§ **Stated task**
Search the listing below for "simulation". Copy each matching line.

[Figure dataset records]
-- Begin --
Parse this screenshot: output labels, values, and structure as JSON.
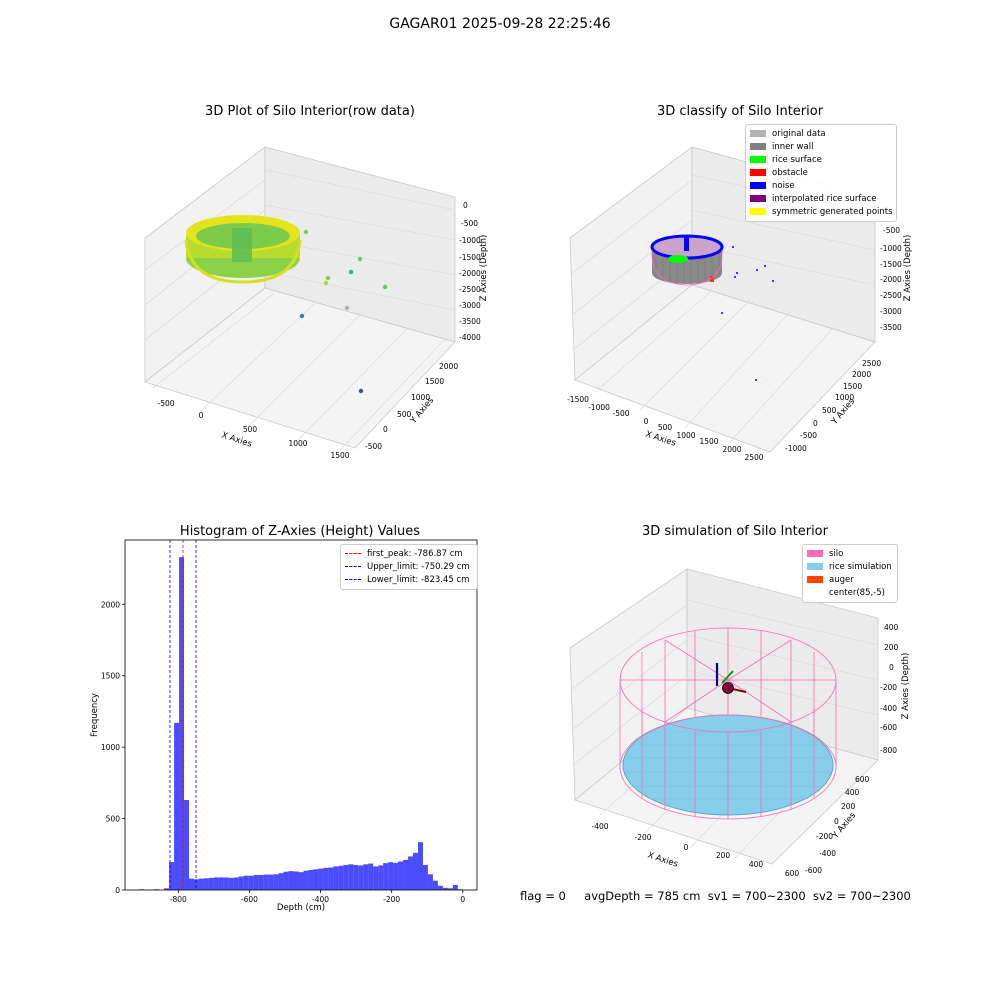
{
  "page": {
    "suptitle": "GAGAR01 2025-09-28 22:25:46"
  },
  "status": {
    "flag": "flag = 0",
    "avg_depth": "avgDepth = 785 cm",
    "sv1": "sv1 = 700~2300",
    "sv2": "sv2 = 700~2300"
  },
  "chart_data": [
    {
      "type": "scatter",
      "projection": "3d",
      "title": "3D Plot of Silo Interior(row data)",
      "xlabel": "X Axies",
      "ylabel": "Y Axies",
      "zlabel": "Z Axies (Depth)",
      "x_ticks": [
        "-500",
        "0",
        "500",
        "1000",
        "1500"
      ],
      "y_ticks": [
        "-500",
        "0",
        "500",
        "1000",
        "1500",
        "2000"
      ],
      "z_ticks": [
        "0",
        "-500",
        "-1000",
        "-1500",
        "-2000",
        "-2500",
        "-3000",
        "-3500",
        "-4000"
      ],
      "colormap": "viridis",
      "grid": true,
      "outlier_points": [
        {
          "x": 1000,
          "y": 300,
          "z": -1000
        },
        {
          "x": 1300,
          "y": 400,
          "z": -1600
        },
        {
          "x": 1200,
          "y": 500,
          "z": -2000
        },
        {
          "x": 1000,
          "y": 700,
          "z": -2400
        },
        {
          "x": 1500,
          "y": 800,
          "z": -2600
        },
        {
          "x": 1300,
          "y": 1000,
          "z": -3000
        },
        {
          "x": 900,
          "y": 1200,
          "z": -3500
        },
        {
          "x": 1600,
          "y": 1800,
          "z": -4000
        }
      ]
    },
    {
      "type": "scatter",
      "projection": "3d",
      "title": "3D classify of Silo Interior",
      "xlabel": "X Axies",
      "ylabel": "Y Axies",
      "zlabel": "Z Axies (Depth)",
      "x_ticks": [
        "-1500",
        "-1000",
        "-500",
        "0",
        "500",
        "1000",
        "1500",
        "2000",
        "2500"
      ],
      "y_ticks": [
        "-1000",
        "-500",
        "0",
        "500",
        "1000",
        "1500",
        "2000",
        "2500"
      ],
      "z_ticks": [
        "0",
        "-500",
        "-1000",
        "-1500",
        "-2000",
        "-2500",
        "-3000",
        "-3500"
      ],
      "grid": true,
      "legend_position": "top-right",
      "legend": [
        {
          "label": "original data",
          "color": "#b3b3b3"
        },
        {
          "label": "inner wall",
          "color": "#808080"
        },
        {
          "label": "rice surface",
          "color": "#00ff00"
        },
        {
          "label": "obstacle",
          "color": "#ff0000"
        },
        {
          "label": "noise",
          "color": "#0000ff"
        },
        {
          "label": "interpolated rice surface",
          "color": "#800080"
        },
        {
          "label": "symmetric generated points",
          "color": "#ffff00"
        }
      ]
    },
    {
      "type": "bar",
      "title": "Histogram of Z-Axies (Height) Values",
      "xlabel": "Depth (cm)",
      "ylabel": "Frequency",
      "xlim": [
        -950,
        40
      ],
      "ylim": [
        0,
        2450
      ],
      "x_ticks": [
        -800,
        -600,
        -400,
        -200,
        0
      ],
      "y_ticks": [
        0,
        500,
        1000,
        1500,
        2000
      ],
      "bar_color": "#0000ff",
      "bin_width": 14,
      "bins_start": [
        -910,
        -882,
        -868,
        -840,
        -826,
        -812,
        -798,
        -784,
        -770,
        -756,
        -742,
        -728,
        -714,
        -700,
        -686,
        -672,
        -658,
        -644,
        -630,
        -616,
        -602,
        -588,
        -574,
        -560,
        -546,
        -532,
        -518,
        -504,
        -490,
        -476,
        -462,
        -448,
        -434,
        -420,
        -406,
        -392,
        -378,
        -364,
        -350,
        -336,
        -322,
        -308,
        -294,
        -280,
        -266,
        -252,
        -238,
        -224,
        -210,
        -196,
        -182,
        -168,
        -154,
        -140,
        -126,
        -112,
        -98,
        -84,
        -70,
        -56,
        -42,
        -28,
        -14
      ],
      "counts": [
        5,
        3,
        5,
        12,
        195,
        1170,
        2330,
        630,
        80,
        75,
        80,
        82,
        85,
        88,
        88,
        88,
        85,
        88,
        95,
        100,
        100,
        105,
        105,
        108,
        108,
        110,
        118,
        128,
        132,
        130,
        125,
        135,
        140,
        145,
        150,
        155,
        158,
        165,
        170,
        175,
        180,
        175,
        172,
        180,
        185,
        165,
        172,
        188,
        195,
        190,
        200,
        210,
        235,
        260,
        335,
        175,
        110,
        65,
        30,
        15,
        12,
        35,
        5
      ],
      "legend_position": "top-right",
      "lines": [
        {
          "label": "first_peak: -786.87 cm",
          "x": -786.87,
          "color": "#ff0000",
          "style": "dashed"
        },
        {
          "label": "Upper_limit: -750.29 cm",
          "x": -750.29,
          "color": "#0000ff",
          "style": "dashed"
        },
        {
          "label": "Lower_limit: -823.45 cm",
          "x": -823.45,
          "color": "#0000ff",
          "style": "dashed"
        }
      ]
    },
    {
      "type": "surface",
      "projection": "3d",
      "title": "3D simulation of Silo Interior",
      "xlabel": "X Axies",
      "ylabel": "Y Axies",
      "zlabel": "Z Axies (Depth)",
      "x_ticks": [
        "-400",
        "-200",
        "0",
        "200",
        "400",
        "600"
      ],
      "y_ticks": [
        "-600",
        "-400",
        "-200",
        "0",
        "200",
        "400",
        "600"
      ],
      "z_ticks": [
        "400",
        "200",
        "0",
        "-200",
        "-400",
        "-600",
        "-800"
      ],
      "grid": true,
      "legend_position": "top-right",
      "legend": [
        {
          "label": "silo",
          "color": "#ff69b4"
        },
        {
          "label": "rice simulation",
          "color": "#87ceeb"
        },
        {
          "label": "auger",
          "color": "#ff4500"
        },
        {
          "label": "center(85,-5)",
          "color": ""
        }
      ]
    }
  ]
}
-- End --
-- Begin --
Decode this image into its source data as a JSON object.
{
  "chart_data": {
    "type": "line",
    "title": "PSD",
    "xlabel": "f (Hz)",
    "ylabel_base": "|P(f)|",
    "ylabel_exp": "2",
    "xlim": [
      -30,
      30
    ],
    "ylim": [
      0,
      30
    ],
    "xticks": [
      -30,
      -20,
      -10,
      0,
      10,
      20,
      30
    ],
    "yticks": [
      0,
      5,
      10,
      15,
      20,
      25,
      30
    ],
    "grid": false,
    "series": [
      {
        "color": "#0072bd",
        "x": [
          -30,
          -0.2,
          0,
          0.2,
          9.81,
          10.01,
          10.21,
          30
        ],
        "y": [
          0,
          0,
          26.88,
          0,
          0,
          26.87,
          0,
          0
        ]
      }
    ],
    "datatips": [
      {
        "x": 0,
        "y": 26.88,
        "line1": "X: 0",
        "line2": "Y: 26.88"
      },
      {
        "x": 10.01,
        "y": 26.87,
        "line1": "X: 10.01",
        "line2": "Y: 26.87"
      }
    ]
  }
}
-- End --
§ **Written answer**
      "title": "3D simulation of Silo Interior",
          "label": "rice simulation",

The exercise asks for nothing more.